## EXERCISE DESCRIPTION
Copy out, from the entries below, each line holding the string "하나님과".

## INPUT FOR THIS TASK
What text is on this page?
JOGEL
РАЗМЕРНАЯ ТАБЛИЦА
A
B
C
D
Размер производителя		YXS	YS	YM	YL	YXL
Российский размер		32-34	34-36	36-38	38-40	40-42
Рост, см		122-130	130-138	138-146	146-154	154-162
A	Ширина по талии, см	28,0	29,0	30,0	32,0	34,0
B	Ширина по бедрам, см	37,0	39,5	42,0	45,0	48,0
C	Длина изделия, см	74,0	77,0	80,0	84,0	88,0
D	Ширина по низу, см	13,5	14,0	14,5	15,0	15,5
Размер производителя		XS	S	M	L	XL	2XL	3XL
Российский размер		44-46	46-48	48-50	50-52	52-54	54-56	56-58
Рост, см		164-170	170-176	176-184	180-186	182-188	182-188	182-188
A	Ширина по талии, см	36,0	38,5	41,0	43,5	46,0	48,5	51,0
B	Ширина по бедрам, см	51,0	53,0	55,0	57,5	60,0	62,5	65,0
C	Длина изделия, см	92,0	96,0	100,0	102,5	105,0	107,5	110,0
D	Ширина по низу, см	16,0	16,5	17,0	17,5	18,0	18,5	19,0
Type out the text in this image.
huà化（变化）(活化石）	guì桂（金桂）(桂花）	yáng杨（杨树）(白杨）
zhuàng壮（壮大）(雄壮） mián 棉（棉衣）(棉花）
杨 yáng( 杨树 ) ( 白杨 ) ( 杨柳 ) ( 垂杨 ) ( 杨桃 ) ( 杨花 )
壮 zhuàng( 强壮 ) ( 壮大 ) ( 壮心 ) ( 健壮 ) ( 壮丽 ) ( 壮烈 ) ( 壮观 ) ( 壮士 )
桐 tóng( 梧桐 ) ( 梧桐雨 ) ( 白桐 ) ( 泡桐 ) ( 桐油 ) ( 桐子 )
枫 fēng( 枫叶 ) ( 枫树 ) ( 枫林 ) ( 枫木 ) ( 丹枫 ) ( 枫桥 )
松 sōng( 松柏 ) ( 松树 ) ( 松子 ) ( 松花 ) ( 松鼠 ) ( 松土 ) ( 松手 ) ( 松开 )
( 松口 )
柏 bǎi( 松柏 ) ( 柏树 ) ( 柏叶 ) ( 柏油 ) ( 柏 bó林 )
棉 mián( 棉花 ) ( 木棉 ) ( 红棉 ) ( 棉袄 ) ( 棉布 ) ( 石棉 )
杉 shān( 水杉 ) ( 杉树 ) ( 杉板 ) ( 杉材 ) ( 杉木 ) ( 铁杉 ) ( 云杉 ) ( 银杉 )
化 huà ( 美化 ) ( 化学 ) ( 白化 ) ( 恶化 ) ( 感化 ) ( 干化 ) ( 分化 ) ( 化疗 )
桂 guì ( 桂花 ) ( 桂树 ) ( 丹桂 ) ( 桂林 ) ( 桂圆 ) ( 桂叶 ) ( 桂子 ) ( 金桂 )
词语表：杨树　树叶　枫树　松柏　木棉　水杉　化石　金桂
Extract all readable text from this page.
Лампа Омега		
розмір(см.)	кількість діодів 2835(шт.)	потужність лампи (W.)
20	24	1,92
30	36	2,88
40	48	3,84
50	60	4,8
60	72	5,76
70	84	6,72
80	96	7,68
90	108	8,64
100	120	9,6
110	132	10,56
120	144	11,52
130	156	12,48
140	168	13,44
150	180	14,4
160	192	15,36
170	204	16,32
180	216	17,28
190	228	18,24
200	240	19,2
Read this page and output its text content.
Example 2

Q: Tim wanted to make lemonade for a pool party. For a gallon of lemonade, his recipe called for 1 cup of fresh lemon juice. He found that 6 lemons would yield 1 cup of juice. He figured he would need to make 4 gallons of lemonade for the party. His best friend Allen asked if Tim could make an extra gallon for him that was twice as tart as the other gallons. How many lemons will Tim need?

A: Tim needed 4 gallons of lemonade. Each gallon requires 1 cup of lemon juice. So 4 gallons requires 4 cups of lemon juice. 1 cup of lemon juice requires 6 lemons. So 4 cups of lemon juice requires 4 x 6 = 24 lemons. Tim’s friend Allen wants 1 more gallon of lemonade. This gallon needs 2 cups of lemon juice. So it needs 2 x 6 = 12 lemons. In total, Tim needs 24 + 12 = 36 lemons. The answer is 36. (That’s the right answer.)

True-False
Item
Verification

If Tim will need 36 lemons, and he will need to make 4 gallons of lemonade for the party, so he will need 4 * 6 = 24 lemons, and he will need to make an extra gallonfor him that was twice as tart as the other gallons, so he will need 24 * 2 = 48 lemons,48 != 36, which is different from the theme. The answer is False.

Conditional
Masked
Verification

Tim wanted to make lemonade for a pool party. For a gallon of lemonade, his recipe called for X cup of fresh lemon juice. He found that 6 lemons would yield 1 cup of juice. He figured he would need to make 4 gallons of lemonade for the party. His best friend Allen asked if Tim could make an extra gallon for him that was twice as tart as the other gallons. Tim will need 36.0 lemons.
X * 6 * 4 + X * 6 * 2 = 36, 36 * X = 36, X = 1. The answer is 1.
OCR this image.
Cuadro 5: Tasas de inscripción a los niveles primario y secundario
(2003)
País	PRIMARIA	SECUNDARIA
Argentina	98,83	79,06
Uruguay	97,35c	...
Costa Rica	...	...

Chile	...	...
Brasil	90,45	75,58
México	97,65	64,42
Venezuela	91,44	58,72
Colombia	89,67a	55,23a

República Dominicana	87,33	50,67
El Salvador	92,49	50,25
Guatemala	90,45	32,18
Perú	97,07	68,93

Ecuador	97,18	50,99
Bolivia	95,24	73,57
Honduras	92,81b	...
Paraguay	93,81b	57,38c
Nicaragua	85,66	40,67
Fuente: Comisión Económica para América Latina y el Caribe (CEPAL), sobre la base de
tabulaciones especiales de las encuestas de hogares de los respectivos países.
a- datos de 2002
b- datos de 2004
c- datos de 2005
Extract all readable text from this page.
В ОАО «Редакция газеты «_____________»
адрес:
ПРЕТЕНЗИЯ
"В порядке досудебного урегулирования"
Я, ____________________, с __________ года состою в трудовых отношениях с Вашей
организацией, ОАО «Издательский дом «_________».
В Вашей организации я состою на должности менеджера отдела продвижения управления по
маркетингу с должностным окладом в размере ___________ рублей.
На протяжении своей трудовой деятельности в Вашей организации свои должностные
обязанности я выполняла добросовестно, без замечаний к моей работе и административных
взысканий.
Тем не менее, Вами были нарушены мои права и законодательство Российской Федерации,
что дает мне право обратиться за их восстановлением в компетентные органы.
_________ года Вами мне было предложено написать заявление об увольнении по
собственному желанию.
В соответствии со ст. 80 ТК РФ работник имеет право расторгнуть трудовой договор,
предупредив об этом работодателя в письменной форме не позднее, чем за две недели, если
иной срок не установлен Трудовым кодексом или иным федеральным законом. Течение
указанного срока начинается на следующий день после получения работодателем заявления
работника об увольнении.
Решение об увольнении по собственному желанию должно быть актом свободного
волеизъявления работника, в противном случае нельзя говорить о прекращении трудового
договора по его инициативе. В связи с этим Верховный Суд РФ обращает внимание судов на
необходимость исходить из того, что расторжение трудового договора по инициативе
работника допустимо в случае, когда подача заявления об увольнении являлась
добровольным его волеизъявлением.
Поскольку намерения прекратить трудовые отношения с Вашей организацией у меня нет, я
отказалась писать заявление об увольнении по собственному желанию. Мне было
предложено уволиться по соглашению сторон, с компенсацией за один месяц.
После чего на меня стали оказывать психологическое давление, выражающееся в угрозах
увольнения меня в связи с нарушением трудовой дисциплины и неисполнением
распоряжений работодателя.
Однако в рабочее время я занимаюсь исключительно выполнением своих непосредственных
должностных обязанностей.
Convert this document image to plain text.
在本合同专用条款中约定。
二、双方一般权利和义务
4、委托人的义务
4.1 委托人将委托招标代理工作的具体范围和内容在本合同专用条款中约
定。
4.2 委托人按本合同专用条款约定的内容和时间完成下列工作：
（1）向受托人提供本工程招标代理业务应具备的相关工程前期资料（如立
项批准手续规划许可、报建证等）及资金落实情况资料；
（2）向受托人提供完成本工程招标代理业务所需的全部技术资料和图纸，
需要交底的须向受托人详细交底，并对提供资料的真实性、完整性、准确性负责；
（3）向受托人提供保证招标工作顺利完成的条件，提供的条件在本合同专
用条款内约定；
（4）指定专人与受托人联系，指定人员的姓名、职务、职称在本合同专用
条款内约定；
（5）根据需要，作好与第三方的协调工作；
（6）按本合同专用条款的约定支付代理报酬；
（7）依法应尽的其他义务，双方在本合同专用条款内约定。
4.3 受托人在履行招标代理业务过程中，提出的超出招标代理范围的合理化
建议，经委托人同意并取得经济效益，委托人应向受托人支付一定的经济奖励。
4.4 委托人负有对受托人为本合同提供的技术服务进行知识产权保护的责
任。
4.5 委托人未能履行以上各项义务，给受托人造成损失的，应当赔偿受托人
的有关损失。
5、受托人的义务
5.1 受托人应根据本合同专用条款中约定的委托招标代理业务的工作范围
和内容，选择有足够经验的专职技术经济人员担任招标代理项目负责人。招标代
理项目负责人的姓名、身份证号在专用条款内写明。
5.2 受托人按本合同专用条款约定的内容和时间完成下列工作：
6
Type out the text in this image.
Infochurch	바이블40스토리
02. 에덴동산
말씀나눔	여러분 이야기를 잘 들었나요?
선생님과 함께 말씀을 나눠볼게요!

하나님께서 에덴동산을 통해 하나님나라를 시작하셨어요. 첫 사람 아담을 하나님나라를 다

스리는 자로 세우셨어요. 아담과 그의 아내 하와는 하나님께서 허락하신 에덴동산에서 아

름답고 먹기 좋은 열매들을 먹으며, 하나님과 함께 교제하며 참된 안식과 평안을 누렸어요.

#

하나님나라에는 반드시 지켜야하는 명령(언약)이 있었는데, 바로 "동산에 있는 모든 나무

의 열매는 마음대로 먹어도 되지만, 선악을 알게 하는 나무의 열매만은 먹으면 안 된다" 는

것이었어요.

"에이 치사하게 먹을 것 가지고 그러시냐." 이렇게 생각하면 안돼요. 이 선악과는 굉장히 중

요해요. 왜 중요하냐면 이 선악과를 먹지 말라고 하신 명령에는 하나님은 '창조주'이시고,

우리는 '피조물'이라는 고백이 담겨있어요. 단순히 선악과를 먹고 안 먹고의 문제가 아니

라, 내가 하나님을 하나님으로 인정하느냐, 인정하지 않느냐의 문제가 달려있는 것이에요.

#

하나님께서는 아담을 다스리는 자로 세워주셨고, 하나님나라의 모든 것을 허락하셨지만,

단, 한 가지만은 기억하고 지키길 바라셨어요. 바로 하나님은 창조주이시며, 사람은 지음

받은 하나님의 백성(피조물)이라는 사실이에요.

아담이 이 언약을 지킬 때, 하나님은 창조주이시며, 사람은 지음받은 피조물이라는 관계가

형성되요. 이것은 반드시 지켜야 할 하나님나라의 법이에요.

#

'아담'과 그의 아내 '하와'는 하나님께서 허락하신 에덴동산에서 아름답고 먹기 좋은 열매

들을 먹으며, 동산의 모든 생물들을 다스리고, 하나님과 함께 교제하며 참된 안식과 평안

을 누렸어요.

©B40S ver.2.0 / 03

## WRITTEN ANSWER
름답고 먹기 좋은 열매들을 먹으며, 하나님과 함께 교제하며 참된 안식과 평안을 누렸어요.
들을 먹으며, 동산의 모든 생물들을 다스리고, 하나님과 함께 교제하며 참된 안식과 평안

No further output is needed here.